Stored data entries:
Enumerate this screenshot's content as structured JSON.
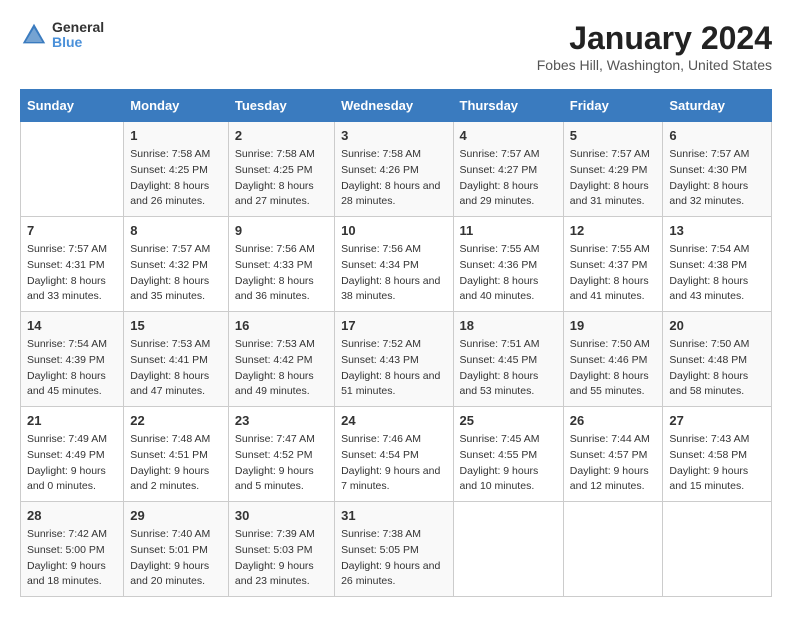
{
  "header": {
    "logo_general": "General",
    "logo_blue": "Blue",
    "title": "January 2024",
    "subtitle": "Fobes Hill, Washington, United States"
  },
  "columns": [
    "Sunday",
    "Monday",
    "Tuesday",
    "Wednesday",
    "Thursday",
    "Friday",
    "Saturday"
  ],
  "weeks": [
    [
      {
        "day": "",
        "sunrise": "",
        "sunset": "",
        "daylight": ""
      },
      {
        "day": "1",
        "sunrise": "Sunrise: 7:58 AM",
        "sunset": "Sunset: 4:25 PM",
        "daylight": "Daylight: 8 hours and 26 minutes."
      },
      {
        "day": "2",
        "sunrise": "Sunrise: 7:58 AM",
        "sunset": "Sunset: 4:25 PM",
        "daylight": "Daylight: 8 hours and 27 minutes."
      },
      {
        "day": "3",
        "sunrise": "Sunrise: 7:58 AM",
        "sunset": "Sunset: 4:26 PM",
        "daylight": "Daylight: 8 hours and 28 minutes."
      },
      {
        "day": "4",
        "sunrise": "Sunrise: 7:57 AM",
        "sunset": "Sunset: 4:27 PM",
        "daylight": "Daylight: 8 hours and 29 minutes."
      },
      {
        "day": "5",
        "sunrise": "Sunrise: 7:57 AM",
        "sunset": "Sunset: 4:29 PM",
        "daylight": "Daylight: 8 hours and 31 minutes."
      },
      {
        "day": "6",
        "sunrise": "Sunrise: 7:57 AM",
        "sunset": "Sunset: 4:30 PM",
        "daylight": "Daylight: 8 hours and 32 minutes."
      }
    ],
    [
      {
        "day": "7",
        "sunrise": "Sunrise: 7:57 AM",
        "sunset": "Sunset: 4:31 PM",
        "daylight": "Daylight: 8 hours and 33 minutes."
      },
      {
        "day": "8",
        "sunrise": "Sunrise: 7:57 AM",
        "sunset": "Sunset: 4:32 PM",
        "daylight": "Daylight: 8 hours and 35 minutes."
      },
      {
        "day": "9",
        "sunrise": "Sunrise: 7:56 AM",
        "sunset": "Sunset: 4:33 PM",
        "daylight": "Daylight: 8 hours and 36 minutes."
      },
      {
        "day": "10",
        "sunrise": "Sunrise: 7:56 AM",
        "sunset": "Sunset: 4:34 PM",
        "daylight": "Daylight: 8 hours and 38 minutes."
      },
      {
        "day": "11",
        "sunrise": "Sunrise: 7:55 AM",
        "sunset": "Sunset: 4:36 PM",
        "daylight": "Daylight: 8 hours and 40 minutes."
      },
      {
        "day": "12",
        "sunrise": "Sunrise: 7:55 AM",
        "sunset": "Sunset: 4:37 PM",
        "daylight": "Daylight: 8 hours and 41 minutes."
      },
      {
        "day": "13",
        "sunrise": "Sunrise: 7:54 AM",
        "sunset": "Sunset: 4:38 PM",
        "daylight": "Daylight: 8 hours and 43 minutes."
      }
    ],
    [
      {
        "day": "14",
        "sunrise": "Sunrise: 7:54 AM",
        "sunset": "Sunset: 4:39 PM",
        "daylight": "Daylight: 8 hours and 45 minutes."
      },
      {
        "day": "15",
        "sunrise": "Sunrise: 7:53 AM",
        "sunset": "Sunset: 4:41 PM",
        "daylight": "Daylight: 8 hours and 47 minutes."
      },
      {
        "day": "16",
        "sunrise": "Sunrise: 7:53 AM",
        "sunset": "Sunset: 4:42 PM",
        "daylight": "Daylight: 8 hours and 49 minutes."
      },
      {
        "day": "17",
        "sunrise": "Sunrise: 7:52 AM",
        "sunset": "Sunset: 4:43 PM",
        "daylight": "Daylight: 8 hours and 51 minutes."
      },
      {
        "day": "18",
        "sunrise": "Sunrise: 7:51 AM",
        "sunset": "Sunset: 4:45 PM",
        "daylight": "Daylight: 8 hours and 53 minutes."
      },
      {
        "day": "19",
        "sunrise": "Sunrise: 7:50 AM",
        "sunset": "Sunset: 4:46 PM",
        "daylight": "Daylight: 8 hours and 55 minutes."
      },
      {
        "day": "20",
        "sunrise": "Sunrise: 7:50 AM",
        "sunset": "Sunset: 4:48 PM",
        "daylight": "Daylight: 8 hours and 58 minutes."
      }
    ],
    [
      {
        "day": "21",
        "sunrise": "Sunrise: 7:49 AM",
        "sunset": "Sunset: 4:49 PM",
        "daylight": "Daylight: 9 hours and 0 minutes."
      },
      {
        "day": "22",
        "sunrise": "Sunrise: 7:48 AM",
        "sunset": "Sunset: 4:51 PM",
        "daylight": "Daylight: 9 hours and 2 minutes."
      },
      {
        "day": "23",
        "sunrise": "Sunrise: 7:47 AM",
        "sunset": "Sunset: 4:52 PM",
        "daylight": "Daylight: 9 hours and 5 minutes."
      },
      {
        "day": "24",
        "sunrise": "Sunrise: 7:46 AM",
        "sunset": "Sunset: 4:54 PM",
        "daylight": "Daylight: 9 hours and 7 minutes."
      },
      {
        "day": "25",
        "sunrise": "Sunrise: 7:45 AM",
        "sunset": "Sunset: 4:55 PM",
        "daylight": "Daylight: 9 hours and 10 minutes."
      },
      {
        "day": "26",
        "sunrise": "Sunrise: 7:44 AM",
        "sunset": "Sunset: 4:57 PM",
        "daylight": "Daylight: 9 hours and 12 minutes."
      },
      {
        "day": "27",
        "sunrise": "Sunrise: 7:43 AM",
        "sunset": "Sunset: 4:58 PM",
        "daylight": "Daylight: 9 hours and 15 minutes."
      }
    ],
    [
      {
        "day": "28",
        "sunrise": "Sunrise: 7:42 AM",
        "sunset": "Sunset: 5:00 PM",
        "daylight": "Daylight: 9 hours and 18 minutes."
      },
      {
        "day": "29",
        "sunrise": "Sunrise: 7:40 AM",
        "sunset": "Sunset: 5:01 PM",
        "daylight": "Daylight: 9 hours and 20 minutes."
      },
      {
        "day": "30",
        "sunrise": "Sunrise: 7:39 AM",
        "sunset": "Sunset: 5:03 PM",
        "daylight": "Daylight: 9 hours and 23 minutes."
      },
      {
        "day": "31",
        "sunrise": "Sunrise: 7:38 AM",
        "sunset": "Sunset: 5:05 PM",
        "daylight": "Daylight: 9 hours and 26 minutes."
      },
      {
        "day": "",
        "sunrise": "",
        "sunset": "",
        "daylight": ""
      },
      {
        "day": "",
        "sunrise": "",
        "sunset": "",
        "daylight": ""
      },
      {
        "day": "",
        "sunrise": "",
        "sunset": "",
        "daylight": ""
      }
    ]
  ]
}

* [GIVEN EXERCISE] Would you set down the listing exactly, omitting pictures?

* [RIGHT ANSWER]
Enumerate this screenshot's content as structured JSON.
{
  "header": {
    "logo_general": "General",
    "logo_blue": "Blue",
    "title": "January 2024",
    "subtitle": "Fobes Hill, Washington, United States"
  },
  "columns": [
    "Sunday",
    "Monday",
    "Tuesday",
    "Wednesday",
    "Thursday",
    "Friday",
    "Saturday"
  ],
  "weeks": [
    [
      {
        "day": "",
        "sunrise": "",
        "sunset": "",
        "daylight": ""
      },
      {
        "day": "1",
        "sunrise": "Sunrise: 7:58 AM",
        "sunset": "Sunset: 4:25 PM",
        "daylight": "Daylight: 8 hours and 26 minutes."
      },
      {
        "day": "2",
        "sunrise": "Sunrise: 7:58 AM",
        "sunset": "Sunset: 4:25 PM",
        "daylight": "Daylight: 8 hours and 27 minutes."
      },
      {
        "day": "3",
        "sunrise": "Sunrise: 7:58 AM",
        "sunset": "Sunset: 4:26 PM",
        "daylight": "Daylight: 8 hours and 28 minutes."
      },
      {
        "day": "4",
        "sunrise": "Sunrise: 7:57 AM",
        "sunset": "Sunset: 4:27 PM",
        "daylight": "Daylight: 8 hours and 29 minutes."
      },
      {
        "day": "5",
        "sunrise": "Sunrise: 7:57 AM",
        "sunset": "Sunset: 4:29 PM",
        "daylight": "Daylight: 8 hours and 31 minutes."
      },
      {
        "day": "6",
        "sunrise": "Sunrise: 7:57 AM",
        "sunset": "Sunset: 4:30 PM",
        "daylight": "Daylight: 8 hours and 32 minutes."
      }
    ],
    [
      {
        "day": "7",
        "sunrise": "Sunrise: 7:57 AM",
        "sunset": "Sunset: 4:31 PM",
        "daylight": "Daylight: 8 hours and 33 minutes."
      },
      {
        "day": "8",
        "sunrise": "Sunrise: 7:57 AM",
        "sunset": "Sunset: 4:32 PM",
        "daylight": "Daylight: 8 hours and 35 minutes."
      },
      {
        "day": "9",
        "sunrise": "Sunrise: 7:56 AM",
        "sunset": "Sunset: 4:33 PM",
        "daylight": "Daylight: 8 hours and 36 minutes."
      },
      {
        "day": "10",
        "sunrise": "Sunrise: 7:56 AM",
        "sunset": "Sunset: 4:34 PM",
        "daylight": "Daylight: 8 hours and 38 minutes."
      },
      {
        "day": "11",
        "sunrise": "Sunrise: 7:55 AM",
        "sunset": "Sunset: 4:36 PM",
        "daylight": "Daylight: 8 hours and 40 minutes."
      },
      {
        "day": "12",
        "sunrise": "Sunrise: 7:55 AM",
        "sunset": "Sunset: 4:37 PM",
        "daylight": "Daylight: 8 hours and 41 minutes."
      },
      {
        "day": "13",
        "sunrise": "Sunrise: 7:54 AM",
        "sunset": "Sunset: 4:38 PM",
        "daylight": "Daylight: 8 hours and 43 minutes."
      }
    ],
    [
      {
        "day": "14",
        "sunrise": "Sunrise: 7:54 AM",
        "sunset": "Sunset: 4:39 PM",
        "daylight": "Daylight: 8 hours and 45 minutes."
      },
      {
        "day": "15",
        "sunrise": "Sunrise: 7:53 AM",
        "sunset": "Sunset: 4:41 PM",
        "daylight": "Daylight: 8 hours and 47 minutes."
      },
      {
        "day": "16",
        "sunrise": "Sunrise: 7:53 AM",
        "sunset": "Sunset: 4:42 PM",
        "daylight": "Daylight: 8 hours and 49 minutes."
      },
      {
        "day": "17",
        "sunrise": "Sunrise: 7:52 AM",
        "sunset": "Sunset: 4:43 PM",
        "daylight": "Daylight: 8 hours and 51 minutes."
      },
      {
        "day": "18",
        "sunrise": "Sunrise: 7:51 AM",
        "sunset": "Sunset: 4:45 PM",
        "daylight": "Daylight: 8 hours and 53 minutes."
      },
      {
        "day": "19",
        "sunrise": "Sunrise: 7:50 AM",
        "sunset": "Sunset: 4:46 PM",
        "daylight": "Daylight: 8 hours and 55 minutes."
      },
      {
        "day": "20",
        "sunrise": "Sunrise: 7:50 AM",
        "sunset": "Sunset: 4:48 PM",
        "daylight": "Daylight: 8 hours and 58 minutes."
      }
    ],
    [
      {
        "day": "21",
        "sunrise": "Sunrise: 7:49 AM",
        "sunset": "Sunset: 4:49 PM",
        "daylight": "Daylight: 9 hours and 0 minutes."
      },
      {
        "day": "22",
        "sunrise": "Sunrise: 7:48 AM",
        "sunset": "Sunset: 4:51 PM",
        "daylight": "Daylight: 9 hours and 2 minutes."
      },
      {
        "day": "23",
        "sunrise": "Sunrise: 7:47 AM",
        "sunset": "Sunset: 4:52 PM",
        "daylight": "Daylight: 9 hours and 5 minutes."
      },
      {
        "day": "24",
        "sunrise": "Sunrise: 7:46 AM",
        "sunset": "Sunset: 4:54 PM",
        "daylight": "Daylight: 9 hours and 7 minutes."
      },
      {
        "day": "25",
        "sunrise": "Sunrise: 7:45 AM",
        "sunset": "Sunset: 4:55 PM",
        "daylight": "Daylight: 9 hours and 10 minutes."
      },
      {
        "day": "26",
        "sunrise": "Sunrise: 7:44 AM",
        "sunset": "Sunset: 4:57 PM",
        "daylight": "Daylight: 9 hours and 12 minutes."
      },
      {
        "day": "27",
        "sunrise": "Sunrise: 7:43 AM",
        "sunset": "Sunset: 4:58 PM",
        "daylight": "Daylight: 9 hours and 15 minutes."
      }
    ],
    [
      {
        "day": "28",
        "sunrise": "Sunrise: 7:42 AM",
        "sunset": "Sunset: 5:00 PM",
        "daylight": "Daylight: 9 hours and 18 minutes."
      },
      {
        "day": "29",
        "sunrise": "Sunrise: 7:40 AM",
        "sunset": "Sunset: 5:01 PM",
        "daylight": "Daylight: 9 hours and 20 minutes."
      },
      {
        "day": "30",
        "sunrise": "Sunrise: 7:39 AM",
        "sunset": "Sunset: 5:03 PM",
        "daylight": "Daylight: 9 hours and 23 minutes."
      },
      {
        "day": "31",
        "sunrise": "Sunrise: 7:38 AM",
        "sunset": "Sunset: 5:05 PM",
        "daylight": "Daylight: 9 hours and 26 minutes."
      },
      {
        "day": "",
        "sunrise": "",
        "sunset": "",
        "daylight": ""
      },
      {
        "day": "",
        "sunrise": "",
        "sunset": "",
        "daylight": ""
      },
      {
        "day": "",
        "sunrise": "",
        "sunset": "",
        "daylight": ""
      }
    ]
  ]
}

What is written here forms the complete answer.